Retype every line from the one containing "Output the text content of this document." through the last line of the records below, both included; leave out the pictures.

--- Start Provided data ---

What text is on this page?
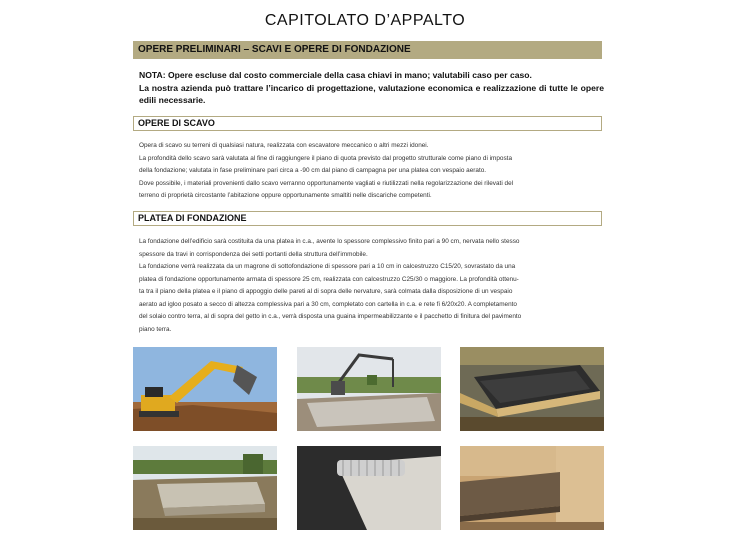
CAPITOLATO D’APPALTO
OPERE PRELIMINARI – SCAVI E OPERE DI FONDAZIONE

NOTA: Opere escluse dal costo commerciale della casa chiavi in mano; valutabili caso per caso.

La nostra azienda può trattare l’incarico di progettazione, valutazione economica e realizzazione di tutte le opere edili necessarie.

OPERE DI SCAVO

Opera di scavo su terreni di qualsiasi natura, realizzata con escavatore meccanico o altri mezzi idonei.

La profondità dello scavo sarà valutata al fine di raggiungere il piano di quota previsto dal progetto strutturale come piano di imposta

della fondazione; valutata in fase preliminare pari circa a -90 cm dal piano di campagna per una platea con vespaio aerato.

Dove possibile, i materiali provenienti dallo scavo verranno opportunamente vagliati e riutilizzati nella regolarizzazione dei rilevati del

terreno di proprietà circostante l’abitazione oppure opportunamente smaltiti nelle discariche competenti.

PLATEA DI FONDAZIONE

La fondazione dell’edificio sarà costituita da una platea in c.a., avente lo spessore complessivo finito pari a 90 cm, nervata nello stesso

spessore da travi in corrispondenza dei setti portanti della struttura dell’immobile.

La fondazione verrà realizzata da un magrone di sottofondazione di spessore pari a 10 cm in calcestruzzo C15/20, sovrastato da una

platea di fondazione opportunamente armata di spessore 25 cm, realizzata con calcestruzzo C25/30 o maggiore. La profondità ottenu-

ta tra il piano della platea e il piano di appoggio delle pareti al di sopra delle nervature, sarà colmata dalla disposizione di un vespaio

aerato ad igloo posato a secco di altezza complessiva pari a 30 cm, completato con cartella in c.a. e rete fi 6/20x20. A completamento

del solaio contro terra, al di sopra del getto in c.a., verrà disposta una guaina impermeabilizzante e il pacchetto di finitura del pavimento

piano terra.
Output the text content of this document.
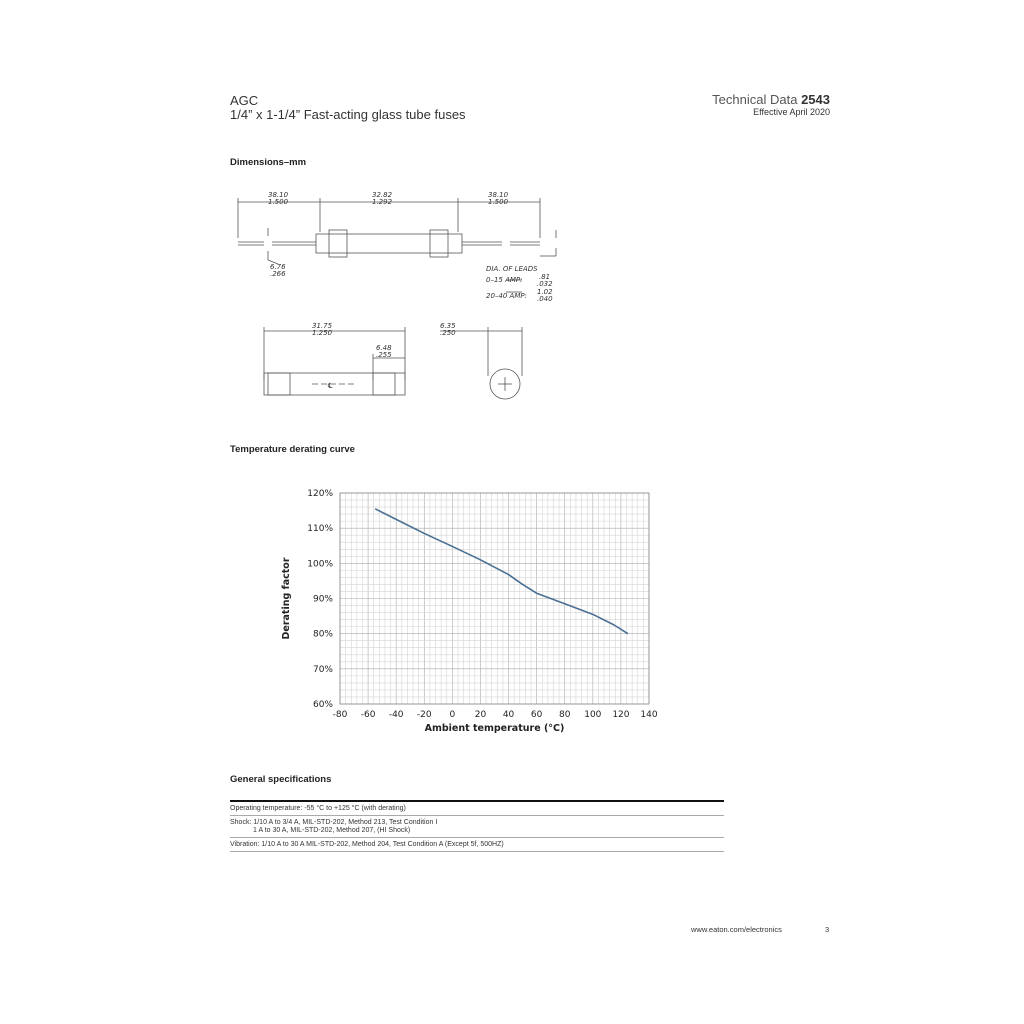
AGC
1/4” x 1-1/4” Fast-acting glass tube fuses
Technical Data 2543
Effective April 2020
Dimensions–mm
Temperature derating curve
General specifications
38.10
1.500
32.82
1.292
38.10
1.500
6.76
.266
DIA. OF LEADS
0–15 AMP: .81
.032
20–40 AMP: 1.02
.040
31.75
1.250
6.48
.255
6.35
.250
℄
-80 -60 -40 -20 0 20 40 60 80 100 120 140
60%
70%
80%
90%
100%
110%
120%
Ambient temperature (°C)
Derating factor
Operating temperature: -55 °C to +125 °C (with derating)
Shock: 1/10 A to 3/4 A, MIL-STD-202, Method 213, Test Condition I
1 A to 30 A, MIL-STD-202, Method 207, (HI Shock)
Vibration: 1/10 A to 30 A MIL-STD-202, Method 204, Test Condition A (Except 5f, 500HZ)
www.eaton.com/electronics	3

--- End Provided data ---

• **Solution to this problem**:
Output the text content of this document.
AGC
1/4” x 1-1/4” Fast-acting glass tube fuses
Technical Data 2543
Effective April 2020
Dimensions–mm
Temperature derating curve
General specifications
38.10
1.500
32.82
1.292
38.10
1.500
6.76
.266
DIA. OF LEADS
0–15 AMP: .81
.032
20–40 AMP: 1.02
.040
31.75
1.250
6.48
.255
6.35
.250
℄
-80 -60 -40 -20 0 20 40 60 80 100 120 140
60%
70%
80%
90%
100%
110%
120%
Ambient temperature (°C)
Derating factor
Operating temperature: -55 °C to +125 °C (with derating)
Shock: 1/10 A to 3/4 A, MIL-STD-202, Method 213, Test Condition I
1 A to 30 A, MIL-STD-202, Method 207, (HI Shock)
Vibration: 1/10 A to 30 A MIL-STD-202, Method 204, Test Condition A (Except 5f, 500HZ)
www.eaton.com/electronics	3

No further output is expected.